=== Task goal ===
Filter the material below down to the lines containing the word "Mail".

=== Dataset ===
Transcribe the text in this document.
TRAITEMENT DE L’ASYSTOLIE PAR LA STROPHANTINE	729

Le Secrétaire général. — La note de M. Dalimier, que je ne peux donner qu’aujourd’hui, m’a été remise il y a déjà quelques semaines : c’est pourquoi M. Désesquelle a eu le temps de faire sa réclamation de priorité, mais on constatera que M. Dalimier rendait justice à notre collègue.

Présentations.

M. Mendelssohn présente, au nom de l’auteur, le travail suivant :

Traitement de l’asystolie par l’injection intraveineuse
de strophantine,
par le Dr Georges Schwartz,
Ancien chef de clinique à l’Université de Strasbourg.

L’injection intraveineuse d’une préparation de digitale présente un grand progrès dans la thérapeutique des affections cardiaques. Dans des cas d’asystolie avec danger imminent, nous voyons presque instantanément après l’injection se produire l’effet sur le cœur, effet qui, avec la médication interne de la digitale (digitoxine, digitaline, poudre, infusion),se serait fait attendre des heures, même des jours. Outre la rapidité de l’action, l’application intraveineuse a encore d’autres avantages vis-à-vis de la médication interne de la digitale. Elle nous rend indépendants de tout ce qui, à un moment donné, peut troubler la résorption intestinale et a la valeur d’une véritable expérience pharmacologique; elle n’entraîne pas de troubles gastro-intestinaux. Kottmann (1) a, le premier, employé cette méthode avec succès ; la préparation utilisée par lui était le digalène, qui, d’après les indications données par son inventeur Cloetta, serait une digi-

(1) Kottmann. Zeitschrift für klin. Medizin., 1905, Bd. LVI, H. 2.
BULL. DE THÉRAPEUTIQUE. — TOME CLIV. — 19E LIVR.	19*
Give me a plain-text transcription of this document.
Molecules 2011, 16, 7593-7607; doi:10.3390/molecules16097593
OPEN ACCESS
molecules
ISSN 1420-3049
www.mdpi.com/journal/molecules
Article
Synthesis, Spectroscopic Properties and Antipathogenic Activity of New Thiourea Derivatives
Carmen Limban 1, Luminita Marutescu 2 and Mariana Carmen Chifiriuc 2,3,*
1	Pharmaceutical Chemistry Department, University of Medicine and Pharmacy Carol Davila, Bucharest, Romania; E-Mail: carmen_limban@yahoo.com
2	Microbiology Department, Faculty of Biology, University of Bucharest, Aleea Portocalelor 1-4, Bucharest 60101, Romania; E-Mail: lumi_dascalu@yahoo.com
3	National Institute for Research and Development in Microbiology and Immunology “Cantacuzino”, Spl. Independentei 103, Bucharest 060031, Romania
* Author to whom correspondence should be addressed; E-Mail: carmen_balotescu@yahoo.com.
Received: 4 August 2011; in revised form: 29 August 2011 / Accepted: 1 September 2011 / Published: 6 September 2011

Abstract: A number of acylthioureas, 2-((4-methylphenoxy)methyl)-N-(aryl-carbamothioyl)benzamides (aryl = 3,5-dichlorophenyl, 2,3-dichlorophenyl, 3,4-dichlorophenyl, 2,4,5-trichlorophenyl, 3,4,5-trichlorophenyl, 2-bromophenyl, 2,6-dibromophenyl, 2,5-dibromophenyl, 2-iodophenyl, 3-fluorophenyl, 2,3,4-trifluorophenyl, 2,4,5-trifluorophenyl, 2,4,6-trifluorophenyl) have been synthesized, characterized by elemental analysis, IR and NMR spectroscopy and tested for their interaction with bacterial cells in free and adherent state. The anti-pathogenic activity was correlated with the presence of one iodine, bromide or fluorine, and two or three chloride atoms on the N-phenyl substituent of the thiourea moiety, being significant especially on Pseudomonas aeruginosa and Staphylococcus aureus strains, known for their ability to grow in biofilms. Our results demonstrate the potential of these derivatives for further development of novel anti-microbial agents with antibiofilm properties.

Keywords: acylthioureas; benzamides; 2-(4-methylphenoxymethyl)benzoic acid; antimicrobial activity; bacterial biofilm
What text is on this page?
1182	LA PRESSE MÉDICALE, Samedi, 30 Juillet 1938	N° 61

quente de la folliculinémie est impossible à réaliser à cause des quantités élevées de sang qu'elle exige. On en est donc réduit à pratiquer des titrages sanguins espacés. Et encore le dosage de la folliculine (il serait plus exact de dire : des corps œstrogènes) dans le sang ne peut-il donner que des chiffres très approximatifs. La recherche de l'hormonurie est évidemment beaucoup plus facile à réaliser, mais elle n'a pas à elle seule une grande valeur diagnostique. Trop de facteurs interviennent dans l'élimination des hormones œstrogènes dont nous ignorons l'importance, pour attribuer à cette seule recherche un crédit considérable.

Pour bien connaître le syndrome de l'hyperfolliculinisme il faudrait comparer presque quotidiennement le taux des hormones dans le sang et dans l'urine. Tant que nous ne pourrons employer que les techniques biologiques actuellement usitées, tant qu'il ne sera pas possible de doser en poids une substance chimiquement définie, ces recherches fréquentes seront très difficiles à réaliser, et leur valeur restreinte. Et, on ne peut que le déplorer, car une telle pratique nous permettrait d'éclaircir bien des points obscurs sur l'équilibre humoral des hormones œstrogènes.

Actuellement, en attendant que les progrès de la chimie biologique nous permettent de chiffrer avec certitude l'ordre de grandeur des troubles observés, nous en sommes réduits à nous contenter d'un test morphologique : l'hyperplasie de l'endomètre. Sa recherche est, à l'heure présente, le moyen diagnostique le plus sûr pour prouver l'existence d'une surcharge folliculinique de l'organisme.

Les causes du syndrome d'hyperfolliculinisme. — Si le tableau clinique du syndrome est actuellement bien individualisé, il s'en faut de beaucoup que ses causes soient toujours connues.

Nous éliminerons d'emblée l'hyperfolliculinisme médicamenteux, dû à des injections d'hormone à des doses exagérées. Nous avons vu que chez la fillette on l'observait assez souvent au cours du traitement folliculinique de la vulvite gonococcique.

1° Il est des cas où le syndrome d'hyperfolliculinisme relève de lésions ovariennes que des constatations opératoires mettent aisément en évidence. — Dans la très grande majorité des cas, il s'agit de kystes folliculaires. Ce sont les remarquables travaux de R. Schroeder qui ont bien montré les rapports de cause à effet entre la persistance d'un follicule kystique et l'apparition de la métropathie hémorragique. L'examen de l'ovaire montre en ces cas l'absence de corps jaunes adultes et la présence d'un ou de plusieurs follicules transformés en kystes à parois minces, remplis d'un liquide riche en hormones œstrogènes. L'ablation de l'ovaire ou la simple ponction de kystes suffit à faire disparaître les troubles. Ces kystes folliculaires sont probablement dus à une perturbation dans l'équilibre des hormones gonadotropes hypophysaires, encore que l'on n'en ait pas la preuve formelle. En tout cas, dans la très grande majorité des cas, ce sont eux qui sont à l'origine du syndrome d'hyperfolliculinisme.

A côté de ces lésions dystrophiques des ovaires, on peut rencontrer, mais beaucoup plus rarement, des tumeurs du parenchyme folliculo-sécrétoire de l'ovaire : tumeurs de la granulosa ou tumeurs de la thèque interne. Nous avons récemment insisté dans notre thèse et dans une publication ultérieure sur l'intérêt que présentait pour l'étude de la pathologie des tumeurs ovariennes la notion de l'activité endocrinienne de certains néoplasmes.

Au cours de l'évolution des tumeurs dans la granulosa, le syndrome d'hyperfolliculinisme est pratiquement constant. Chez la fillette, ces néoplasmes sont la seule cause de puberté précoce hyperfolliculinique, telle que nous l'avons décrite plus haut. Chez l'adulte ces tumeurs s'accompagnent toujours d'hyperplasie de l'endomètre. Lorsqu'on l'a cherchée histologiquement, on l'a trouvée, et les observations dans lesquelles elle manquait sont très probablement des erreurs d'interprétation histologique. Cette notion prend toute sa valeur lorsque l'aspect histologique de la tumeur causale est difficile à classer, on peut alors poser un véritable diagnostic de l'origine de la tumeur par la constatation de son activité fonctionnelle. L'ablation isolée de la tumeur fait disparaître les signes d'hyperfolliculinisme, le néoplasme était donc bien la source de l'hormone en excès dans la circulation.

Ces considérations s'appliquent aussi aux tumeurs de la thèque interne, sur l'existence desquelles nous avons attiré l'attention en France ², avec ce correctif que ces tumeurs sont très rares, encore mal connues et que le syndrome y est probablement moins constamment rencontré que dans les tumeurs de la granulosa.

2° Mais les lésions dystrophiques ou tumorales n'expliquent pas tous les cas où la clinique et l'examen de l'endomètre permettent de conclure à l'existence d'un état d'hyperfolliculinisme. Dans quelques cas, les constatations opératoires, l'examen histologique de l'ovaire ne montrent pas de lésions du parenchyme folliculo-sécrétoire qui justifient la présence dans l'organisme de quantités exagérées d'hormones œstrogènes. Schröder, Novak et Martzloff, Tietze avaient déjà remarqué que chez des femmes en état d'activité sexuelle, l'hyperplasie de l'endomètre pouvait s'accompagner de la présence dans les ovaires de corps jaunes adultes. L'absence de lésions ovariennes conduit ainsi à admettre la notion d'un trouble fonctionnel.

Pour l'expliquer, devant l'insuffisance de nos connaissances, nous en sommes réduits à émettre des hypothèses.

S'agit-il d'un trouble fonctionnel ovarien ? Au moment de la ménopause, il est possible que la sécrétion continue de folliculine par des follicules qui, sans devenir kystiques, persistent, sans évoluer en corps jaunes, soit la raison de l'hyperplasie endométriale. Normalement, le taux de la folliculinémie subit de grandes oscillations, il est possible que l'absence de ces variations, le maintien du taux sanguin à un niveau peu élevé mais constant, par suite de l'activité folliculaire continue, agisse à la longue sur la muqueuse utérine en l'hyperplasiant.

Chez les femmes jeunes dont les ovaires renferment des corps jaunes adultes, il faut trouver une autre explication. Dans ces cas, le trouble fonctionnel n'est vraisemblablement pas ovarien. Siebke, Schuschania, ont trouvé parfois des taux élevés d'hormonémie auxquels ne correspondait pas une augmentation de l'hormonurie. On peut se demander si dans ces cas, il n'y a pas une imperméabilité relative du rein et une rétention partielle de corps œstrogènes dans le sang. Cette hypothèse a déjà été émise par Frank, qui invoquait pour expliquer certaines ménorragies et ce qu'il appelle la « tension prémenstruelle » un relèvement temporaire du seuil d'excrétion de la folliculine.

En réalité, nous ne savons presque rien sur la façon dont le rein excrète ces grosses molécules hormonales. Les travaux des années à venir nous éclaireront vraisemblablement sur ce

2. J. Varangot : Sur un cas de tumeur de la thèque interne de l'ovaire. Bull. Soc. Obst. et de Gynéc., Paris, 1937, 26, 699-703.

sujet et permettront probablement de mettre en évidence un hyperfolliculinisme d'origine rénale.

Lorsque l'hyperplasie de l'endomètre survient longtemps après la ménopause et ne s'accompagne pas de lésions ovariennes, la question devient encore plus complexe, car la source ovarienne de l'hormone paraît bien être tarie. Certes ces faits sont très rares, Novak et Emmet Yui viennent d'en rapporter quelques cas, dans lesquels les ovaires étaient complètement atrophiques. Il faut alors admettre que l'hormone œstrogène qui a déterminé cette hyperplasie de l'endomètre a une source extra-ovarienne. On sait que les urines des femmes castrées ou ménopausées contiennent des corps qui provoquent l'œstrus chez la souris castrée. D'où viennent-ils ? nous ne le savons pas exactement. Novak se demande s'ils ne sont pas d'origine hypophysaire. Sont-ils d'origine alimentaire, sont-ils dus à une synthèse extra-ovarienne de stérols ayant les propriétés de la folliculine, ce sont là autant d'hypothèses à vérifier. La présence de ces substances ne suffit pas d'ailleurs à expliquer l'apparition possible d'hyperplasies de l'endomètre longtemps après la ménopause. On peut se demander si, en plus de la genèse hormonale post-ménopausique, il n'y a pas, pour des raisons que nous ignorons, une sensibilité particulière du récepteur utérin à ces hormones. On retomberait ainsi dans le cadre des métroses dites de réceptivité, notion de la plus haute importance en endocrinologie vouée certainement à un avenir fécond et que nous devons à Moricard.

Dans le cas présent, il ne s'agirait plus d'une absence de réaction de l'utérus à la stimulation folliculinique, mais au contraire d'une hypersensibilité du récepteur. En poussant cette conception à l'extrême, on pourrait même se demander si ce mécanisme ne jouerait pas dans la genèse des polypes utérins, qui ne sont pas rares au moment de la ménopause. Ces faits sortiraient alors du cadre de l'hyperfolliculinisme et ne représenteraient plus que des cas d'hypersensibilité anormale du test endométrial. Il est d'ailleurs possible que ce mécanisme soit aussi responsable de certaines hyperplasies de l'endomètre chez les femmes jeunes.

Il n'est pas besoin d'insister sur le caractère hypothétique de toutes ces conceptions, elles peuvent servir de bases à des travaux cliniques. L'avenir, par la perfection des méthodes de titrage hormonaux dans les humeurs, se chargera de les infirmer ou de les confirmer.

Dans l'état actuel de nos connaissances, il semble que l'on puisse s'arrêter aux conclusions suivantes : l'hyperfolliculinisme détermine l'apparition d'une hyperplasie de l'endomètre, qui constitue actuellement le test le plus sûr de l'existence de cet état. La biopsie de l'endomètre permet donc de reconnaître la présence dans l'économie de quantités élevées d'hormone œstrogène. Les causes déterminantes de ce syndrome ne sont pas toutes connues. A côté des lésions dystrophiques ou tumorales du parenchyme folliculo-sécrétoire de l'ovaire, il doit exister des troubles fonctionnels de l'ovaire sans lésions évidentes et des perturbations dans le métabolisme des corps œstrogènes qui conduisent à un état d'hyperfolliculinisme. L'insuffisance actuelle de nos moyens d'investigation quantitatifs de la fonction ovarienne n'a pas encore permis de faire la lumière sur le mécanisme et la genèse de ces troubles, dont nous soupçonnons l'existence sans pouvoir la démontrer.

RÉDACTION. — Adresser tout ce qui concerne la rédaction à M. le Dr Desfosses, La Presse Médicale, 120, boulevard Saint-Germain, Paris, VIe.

=== Result ===
1	Pharmaceutical Chemistry Department, University of Medicine and Pharmacy Carol Davila, Bucharest, Romania; E-Mail: carmen_limban@yahoo.com
2	Microbiology Department, Faculty of Biology, University of Bucharest, Aleea Portocalelor 1-4, Bucharest 60101, Romania; E-Mail: lumi_dascalu@yahoo.com
* Author to whom correspondence should be addressed; E-Mail: carmen_balotescu@yahoo.com.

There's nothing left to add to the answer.